-- BEGIN Source records --

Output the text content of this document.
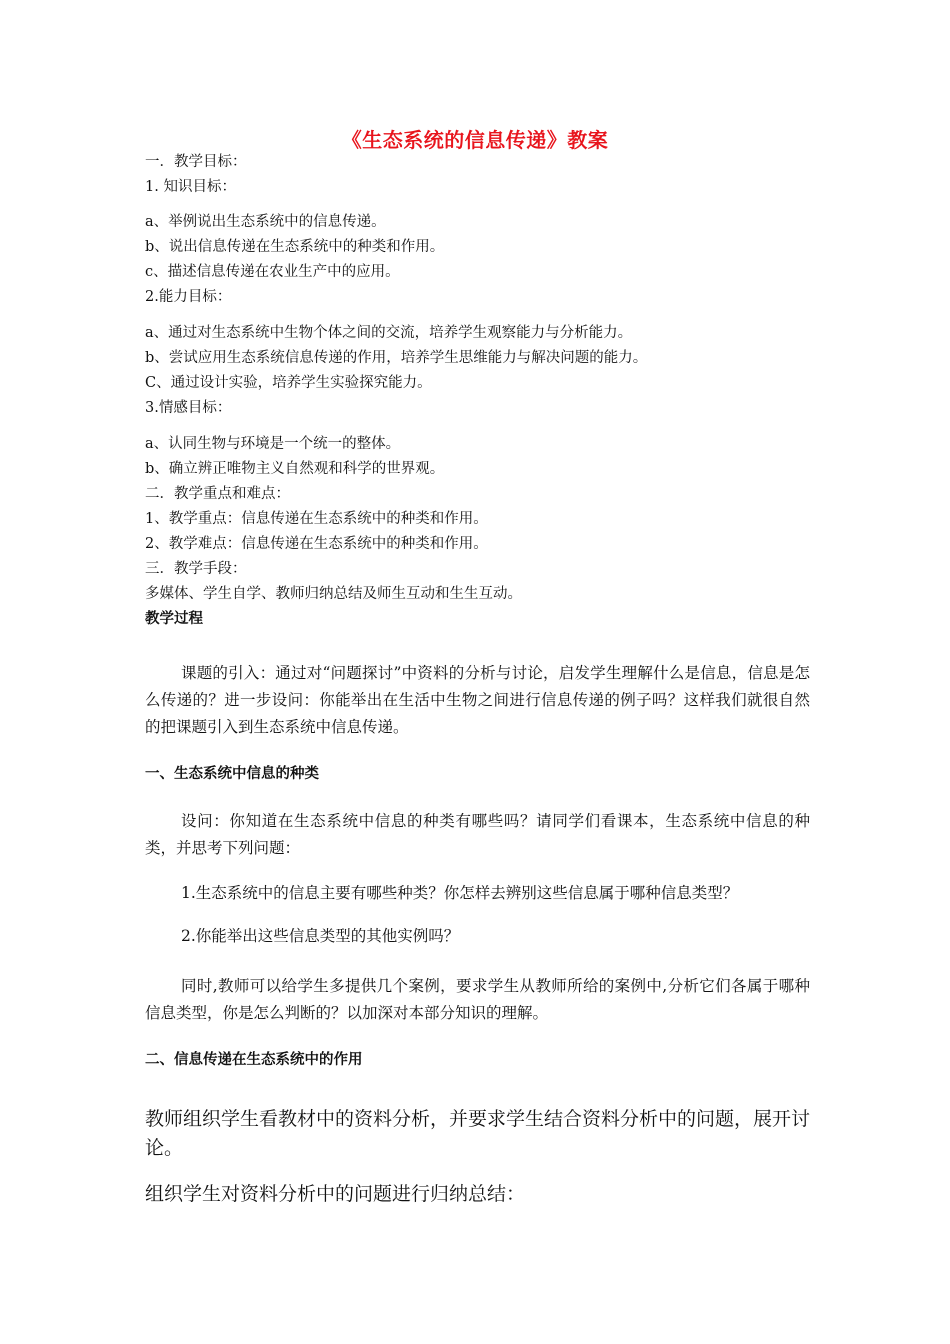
《生态系统的信息传递》教案
一．教学目标：
1. 知识目标：
a、举例说出生态系统中的信息传递。
b、说出信息传递在生态系统中的种类和作用。
c、描述信息传递在农业生产中的应用。
2.能力目标：
a、通过对生态系统中生物个体之间的交流，培养学生观察能力与分析能力。
b、尝试应用生态系统信息传递的作用，培养学生思维能力与解决问题的能力。
C、通过设计实验，培养学生实验探究能力。
3.情感目标：
a、认同生物与环境是一个统一的整体。
b、确立辨正唯物主义自然观和科学的世界观。
二．教学重点和难点：
1、教学重点：信息传递在生态系统中的种类和作用。
2、教学难点：信息传递在生态系统中的种类和作用。
三．教学手段：
多媒体、学生自学、教师归纳总结及师生互动和生生互动。
教学过程
课题的引入：通过对“问题探讨”中资料的分析与讨论，启发学生理解什么是信息，信息是怎么传递的？进一步设问：你能举出在生活中生物之间进行信息传递的例子吗？这样我们就很自然的把课题引入到生态系统中信息传递。
一、生态系统中信息的种类
设问：你知道在生态系统中信息的种类有哪些吗？请同学们看课本，生态系统中信息的种类，并思考下列问题：
1.生态系统中的信息主要有哪些种类？你怎样去辨别这些信息属于哪种信息类型？
2.你能举出这些信息类型的其他实例吗？
同时,教师可以给学生多提供几个案例，要求学生从教师所给的案例中,分析它们各属于哪种信息类型，你是怎么判断的？以加深对本部分知识的理解。
二、信息传递在生态系统中的作用
教师组织学生看教材中的资料分析，并要求学生结合资料分析中的问题，展开讨论。
组织学生对资料分析中的问题进行归纳总结：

-- END Source records --

Leave out all images, then reproduce the entries above exactly.

Output the text content of this document.
《生态系统的信息传递》教案
一．教学目标：
1. 知识目标：
a、举例说出生态系统中的信息传递。
b、说出信息传递在生态系统中的种类和作用。
c、描述信息传递在农业生产中的应用。
2.能力目标：
a、通过对生态系统中生物个体之间的交流，培养学生观察能力与分析能力。
b、尝试应用生态系统信息传递的作用，培养学生思维能力与解决问题的能力。
C、通过设计实验，培养学生实验探究能力。
3.情感目标：
a、认同生物与环境是一个统一的整体。
b、确立辨正唯物主义自然观和科学的世界观。
二．教学重点和难点：
1、教学重点：信息传递在生态系统中的种类和作用。
2、教学难点：信息传递在生态系统中的种类和作用。
三．教学手段：
多媒体、学生自学、教师归纳总结及师生互动和生生互动。
教学过程
课题的引入：通过对“问题探讨”中资料的分析与讨论，启发学生理解什么是信息，信息是怎么传递的？进一步设问：你能举出在生活中生物之间进行信息传递的例子吗？这样我们就很自然的把课题引入到生态系统中信息传递。
一、生态系统中信息的种类
设问：你知道在生态系统中信息的种类有哪些吗？请同学们看课本，生态系统中信息的种类，并思考下列问题：
1.生态系统中的信息主要有哪些种类？你怎样去辨别这些信息属于哪种信息类型？
2.你能举出这些信息类型的其他实例吗？
同时,教师可以给学生多提供几个案例，要求学生从教师所给的案例中,分析它们各属于哪种信息类型，你是怎么判断的？以加深对本部分知识的理解。
二、信息传递在生态系统中的作用
教师组织学生看教材中的资料分析，并要求学生结合资料分析中的问题，展开讨论。
组织学生对资料分析中的问题进行归纳总结：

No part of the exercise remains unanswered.